_SET EXERCISE_
From the listing below, pick out each line with the word "text".
+--
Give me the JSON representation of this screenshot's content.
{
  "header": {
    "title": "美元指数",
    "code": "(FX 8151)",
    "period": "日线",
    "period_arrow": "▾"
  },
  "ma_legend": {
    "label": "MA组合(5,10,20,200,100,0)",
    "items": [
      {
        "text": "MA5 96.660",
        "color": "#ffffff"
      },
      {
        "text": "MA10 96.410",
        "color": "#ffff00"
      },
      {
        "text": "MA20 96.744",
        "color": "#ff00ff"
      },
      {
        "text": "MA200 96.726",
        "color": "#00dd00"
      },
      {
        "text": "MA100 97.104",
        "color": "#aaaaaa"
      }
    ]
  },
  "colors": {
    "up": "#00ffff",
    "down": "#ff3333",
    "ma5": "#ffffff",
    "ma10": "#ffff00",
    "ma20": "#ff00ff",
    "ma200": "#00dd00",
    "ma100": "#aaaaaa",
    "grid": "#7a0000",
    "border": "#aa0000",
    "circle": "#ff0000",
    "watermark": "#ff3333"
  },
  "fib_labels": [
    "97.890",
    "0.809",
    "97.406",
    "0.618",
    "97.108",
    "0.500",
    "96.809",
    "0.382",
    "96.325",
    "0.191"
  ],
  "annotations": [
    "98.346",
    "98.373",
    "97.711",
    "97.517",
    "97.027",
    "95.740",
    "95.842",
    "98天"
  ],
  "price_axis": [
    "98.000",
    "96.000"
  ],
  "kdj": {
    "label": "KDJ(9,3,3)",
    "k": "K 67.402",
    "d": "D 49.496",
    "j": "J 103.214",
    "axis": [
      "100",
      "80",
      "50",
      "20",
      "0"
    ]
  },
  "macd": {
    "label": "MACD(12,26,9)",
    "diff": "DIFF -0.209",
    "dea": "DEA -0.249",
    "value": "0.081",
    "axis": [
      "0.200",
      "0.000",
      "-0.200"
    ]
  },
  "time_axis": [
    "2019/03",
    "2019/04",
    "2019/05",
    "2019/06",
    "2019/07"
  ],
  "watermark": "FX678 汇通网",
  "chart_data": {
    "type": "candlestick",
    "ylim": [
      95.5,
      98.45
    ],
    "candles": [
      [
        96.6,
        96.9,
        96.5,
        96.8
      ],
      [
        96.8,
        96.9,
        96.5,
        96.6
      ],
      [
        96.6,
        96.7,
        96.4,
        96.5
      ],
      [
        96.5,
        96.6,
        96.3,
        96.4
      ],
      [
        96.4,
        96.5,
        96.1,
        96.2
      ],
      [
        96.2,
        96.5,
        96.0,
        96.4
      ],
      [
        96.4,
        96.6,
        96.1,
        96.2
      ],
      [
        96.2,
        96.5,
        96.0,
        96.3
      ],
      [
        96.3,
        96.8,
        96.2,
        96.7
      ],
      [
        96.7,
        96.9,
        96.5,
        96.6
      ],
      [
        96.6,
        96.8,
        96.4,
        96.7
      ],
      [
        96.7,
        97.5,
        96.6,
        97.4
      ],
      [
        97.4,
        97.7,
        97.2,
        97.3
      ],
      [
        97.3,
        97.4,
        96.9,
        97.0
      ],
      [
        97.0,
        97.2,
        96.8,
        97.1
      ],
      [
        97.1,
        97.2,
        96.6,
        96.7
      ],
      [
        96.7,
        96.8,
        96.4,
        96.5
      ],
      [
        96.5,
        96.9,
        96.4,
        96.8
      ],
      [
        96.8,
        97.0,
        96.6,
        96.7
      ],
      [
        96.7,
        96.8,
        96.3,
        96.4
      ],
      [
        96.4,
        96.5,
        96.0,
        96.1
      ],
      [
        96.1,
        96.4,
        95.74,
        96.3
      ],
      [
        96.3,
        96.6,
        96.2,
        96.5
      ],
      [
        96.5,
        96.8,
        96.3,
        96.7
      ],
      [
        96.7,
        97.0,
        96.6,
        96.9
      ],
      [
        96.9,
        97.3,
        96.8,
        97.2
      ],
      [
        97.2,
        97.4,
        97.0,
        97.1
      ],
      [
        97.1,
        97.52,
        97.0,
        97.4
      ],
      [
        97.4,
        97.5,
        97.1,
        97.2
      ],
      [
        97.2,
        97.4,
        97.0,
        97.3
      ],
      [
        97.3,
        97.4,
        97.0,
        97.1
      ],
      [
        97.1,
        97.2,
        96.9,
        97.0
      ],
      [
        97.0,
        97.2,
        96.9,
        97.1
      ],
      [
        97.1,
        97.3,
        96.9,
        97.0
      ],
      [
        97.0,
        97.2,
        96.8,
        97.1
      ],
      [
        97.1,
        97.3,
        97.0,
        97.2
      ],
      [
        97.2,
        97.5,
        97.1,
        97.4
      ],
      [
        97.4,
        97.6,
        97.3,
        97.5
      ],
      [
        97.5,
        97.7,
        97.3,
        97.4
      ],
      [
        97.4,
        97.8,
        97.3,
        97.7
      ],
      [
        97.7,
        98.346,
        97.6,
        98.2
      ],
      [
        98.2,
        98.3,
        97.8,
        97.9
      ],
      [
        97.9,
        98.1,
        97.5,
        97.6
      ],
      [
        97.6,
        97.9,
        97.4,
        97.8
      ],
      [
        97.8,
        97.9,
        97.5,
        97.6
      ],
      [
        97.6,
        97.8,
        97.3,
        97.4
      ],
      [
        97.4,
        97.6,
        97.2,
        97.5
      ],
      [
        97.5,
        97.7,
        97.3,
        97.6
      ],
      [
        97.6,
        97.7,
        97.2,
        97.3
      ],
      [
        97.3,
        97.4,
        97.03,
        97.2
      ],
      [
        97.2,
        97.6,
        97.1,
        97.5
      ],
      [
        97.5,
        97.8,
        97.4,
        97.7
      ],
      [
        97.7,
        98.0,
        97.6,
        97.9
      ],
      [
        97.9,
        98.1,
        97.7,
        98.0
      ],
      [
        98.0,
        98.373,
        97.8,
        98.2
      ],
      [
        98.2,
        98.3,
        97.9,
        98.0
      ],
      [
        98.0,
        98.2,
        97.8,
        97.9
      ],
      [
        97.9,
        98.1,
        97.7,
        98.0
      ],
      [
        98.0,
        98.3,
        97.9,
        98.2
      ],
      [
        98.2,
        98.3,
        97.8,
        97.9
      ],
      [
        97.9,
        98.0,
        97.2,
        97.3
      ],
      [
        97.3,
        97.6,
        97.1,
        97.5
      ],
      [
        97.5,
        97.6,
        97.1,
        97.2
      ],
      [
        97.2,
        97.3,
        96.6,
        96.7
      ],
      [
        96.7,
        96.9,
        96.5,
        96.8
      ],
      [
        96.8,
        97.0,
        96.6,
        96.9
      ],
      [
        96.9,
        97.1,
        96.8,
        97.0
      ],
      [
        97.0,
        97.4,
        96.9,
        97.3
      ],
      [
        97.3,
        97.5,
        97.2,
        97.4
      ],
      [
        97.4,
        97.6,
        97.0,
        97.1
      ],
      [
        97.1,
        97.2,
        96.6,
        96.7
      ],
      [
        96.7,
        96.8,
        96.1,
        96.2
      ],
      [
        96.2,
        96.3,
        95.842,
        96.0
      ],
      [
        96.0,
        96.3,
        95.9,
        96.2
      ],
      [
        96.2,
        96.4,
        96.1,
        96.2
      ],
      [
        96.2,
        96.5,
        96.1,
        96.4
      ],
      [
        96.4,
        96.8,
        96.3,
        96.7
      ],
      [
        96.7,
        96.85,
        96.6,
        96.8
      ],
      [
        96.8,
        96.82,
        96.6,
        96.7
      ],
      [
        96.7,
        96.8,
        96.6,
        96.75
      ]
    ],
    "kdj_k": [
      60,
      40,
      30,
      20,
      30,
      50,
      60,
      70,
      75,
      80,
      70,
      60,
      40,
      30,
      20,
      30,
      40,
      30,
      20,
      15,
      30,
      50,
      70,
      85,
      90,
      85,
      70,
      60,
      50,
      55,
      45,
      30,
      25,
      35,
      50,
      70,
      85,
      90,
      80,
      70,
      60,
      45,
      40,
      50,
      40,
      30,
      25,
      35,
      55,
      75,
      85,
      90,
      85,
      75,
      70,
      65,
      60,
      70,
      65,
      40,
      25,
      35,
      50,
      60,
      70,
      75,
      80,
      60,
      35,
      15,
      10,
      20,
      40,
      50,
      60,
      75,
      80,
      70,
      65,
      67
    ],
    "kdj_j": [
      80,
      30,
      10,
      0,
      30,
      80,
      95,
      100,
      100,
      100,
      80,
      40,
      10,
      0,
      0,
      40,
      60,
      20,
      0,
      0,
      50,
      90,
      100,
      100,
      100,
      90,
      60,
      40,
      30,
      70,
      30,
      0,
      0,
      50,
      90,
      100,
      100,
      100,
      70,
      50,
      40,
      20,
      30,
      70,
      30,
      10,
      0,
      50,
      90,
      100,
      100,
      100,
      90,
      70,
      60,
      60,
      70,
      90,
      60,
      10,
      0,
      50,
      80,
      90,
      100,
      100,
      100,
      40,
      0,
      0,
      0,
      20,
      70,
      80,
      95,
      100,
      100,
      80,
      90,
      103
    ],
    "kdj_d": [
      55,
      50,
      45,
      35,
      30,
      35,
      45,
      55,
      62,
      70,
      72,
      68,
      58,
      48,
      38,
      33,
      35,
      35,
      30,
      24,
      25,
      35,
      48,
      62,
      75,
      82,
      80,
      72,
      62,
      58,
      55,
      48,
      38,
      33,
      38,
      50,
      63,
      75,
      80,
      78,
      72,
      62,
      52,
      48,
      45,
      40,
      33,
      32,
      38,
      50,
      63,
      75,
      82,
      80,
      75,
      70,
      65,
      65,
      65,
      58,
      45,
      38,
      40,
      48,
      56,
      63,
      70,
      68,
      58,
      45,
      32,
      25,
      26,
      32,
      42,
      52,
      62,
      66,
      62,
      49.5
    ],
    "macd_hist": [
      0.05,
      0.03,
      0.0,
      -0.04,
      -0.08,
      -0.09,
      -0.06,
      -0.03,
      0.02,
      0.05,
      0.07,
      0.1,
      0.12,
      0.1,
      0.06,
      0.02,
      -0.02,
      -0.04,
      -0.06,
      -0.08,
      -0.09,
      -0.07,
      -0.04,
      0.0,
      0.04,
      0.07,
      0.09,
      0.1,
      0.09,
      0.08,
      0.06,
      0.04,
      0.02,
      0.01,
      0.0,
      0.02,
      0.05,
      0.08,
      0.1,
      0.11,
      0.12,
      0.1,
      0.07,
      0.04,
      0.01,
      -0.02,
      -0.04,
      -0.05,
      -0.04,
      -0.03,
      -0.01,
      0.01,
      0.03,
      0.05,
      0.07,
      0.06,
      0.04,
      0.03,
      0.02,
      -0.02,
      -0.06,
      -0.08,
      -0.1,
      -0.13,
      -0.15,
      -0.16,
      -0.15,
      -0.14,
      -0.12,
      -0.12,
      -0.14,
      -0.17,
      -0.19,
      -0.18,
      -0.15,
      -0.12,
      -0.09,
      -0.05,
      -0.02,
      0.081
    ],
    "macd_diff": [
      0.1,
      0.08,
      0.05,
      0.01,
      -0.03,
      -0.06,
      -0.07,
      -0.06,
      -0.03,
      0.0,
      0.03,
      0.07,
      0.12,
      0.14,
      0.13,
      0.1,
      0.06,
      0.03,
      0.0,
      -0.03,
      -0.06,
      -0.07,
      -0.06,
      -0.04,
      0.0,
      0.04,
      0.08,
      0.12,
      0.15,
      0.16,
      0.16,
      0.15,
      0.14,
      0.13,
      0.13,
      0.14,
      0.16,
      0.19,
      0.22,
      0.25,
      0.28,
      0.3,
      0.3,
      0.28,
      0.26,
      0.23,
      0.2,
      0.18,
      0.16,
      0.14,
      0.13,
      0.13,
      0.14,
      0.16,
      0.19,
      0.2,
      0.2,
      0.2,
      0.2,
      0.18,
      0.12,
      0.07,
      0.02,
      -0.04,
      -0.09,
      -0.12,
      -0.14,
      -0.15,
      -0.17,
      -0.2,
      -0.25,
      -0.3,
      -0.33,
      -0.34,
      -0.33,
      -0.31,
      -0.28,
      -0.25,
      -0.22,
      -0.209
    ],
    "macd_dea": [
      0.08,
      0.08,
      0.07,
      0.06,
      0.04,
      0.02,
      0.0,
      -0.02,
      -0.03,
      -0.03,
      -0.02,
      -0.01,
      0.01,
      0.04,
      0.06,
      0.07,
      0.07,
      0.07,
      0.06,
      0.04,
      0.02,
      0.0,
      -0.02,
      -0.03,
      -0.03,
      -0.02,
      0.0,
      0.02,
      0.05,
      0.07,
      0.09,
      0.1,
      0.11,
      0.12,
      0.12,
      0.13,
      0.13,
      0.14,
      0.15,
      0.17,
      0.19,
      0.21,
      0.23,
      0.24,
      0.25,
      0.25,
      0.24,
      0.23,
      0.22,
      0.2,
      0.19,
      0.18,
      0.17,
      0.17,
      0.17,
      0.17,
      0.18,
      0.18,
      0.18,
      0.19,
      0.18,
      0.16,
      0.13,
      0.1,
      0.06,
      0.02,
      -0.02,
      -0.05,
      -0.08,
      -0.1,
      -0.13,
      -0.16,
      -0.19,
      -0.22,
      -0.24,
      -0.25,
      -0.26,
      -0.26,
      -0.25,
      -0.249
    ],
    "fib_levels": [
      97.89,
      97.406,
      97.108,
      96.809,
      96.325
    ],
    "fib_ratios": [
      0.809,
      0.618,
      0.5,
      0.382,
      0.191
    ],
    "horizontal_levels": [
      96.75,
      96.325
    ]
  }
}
+--
_EXERCISE RESPONSE_
        "text": "MA5 96.660",
        "text": "MA10 96.410",
        "text": "MA20 96.744",
        "text": "MA200 96.726",
        "text": "MA100 97.104",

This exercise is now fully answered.